GOAL A
Copy out again the lines of the listing from its first line through the line containing "494, 150, 506]", with both of those lines included.

SiriusXM said on July 16, 2026 that World Poker Tour champion Nick Schulman will host a weekly poker show on Mad Dog Sports Radio, a six-episode run that places a niche subject inside the company's sports talk block as its advertising unit continues to chase named-talent inventory.
The program, "Poker Weekly with Nick Schulman," debuts Saturday, July 18 at 8:00 pm ET and airs exclusively on SiriusXM's Mad Dog Sports Radio, channel 82. According to SiriusXM, the six-episode weekly series will carry tips for players of varying skill, inside stories from Schulman's two-decade professional career, and commentary on major poker events. Listeners across North America can tune in for the run.
Schulman brings a competitive record that the company positioned as central to the show's appeal. He entered professional poker at age 19 and, two years later, became the youngest winner of a World Poker Tour event when he claimed the 2005 WPT World Poker Finals. That victory carried a $2,167,500 prize, at the time a record for a regular-season event on the tour. He has since won eight World Series of Poker bracelets, and his career live tournament winnings exceed $26 million. In 2025, Schulman was inducted into the Poker Hall of Fame.
A show framed around skill
In the announcement, Schulman connected the platform to a long-running argument within the poker community about how the game is perceived. "I'm honored to be on SiriusXM talking about poker, a game that means so much to me and so many of us," said Schulman. He added that "having a platform like this helps legitimize poker being a game of skill, and it means a lot to me to be a part of that."

GOAL B
Reproduce the poker show announcement between "Schulman brings a" and "Hall of Fame.", inclusive, with "titles" substituted for "bracelets".

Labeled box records
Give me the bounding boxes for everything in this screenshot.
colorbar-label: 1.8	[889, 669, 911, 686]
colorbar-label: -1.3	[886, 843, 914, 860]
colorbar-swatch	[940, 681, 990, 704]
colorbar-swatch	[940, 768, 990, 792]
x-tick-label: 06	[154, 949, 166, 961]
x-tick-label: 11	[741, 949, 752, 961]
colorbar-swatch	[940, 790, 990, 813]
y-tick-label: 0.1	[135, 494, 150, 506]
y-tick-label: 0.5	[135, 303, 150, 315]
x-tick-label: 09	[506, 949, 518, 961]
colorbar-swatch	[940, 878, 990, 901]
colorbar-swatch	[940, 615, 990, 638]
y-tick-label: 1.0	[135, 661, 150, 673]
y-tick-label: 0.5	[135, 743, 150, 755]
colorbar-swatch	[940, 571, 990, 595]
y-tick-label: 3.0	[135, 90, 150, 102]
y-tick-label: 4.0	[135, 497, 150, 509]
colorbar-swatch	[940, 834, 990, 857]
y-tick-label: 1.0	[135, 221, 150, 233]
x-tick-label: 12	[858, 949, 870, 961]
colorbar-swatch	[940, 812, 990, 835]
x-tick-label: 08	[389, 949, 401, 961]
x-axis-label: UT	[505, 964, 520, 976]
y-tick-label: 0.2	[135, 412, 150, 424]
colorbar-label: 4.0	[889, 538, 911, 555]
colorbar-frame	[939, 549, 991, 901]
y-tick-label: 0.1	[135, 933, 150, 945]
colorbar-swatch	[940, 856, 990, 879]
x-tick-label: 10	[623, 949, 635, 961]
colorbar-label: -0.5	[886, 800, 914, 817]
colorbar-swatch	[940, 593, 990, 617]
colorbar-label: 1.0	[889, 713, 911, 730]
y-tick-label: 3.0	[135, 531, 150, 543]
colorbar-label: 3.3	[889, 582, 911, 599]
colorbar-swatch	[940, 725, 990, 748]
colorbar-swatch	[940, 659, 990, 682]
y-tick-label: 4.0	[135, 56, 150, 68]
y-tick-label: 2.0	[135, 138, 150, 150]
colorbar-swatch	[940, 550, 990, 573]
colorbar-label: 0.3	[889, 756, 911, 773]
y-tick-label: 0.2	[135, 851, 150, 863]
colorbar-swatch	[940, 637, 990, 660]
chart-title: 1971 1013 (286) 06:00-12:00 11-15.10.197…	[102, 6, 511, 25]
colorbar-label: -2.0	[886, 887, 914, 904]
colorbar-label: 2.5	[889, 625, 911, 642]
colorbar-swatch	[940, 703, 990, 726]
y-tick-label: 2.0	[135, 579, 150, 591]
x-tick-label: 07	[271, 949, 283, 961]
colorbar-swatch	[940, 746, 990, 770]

EXPECTED OUTPUT A
Give me the bounding boxes for everything in this screenshot.
colorbar-label: 1.8	[889, 669, 911, 686]
colorbar-label: -1.3	[886, 843, 914, 860]
colorbar-swatch	[940, 681, 990, 704]
colorbar-swatch	[940, 768, 990, 792]
x-tick-label: 06	[154, 949, 166, 961]
x-tick-label: 11	[741, 949, 752, 961]
colorbar-swatch	[940, 790, 990, 813]
y-tick-label: 0.1	[135, 494, 150, 506]

EXPECTED OUTPUT B
Schulman brings a competitive record that the company positioned as central to the show's appeal. He entered professional poker at age 19 and, two years later, became the youngest winner of a World Poker Tour event when he claimed the 2005 WPT World Poker Finals. That victory carried a $2,167,500 prize, at the time a record for a regular-season event on the tour. He has since won eight World Series of Poker titles, and his career live tournament winnings exceed $26 million. In 2025, Schulman was inducted into the Poker Hall of Fame.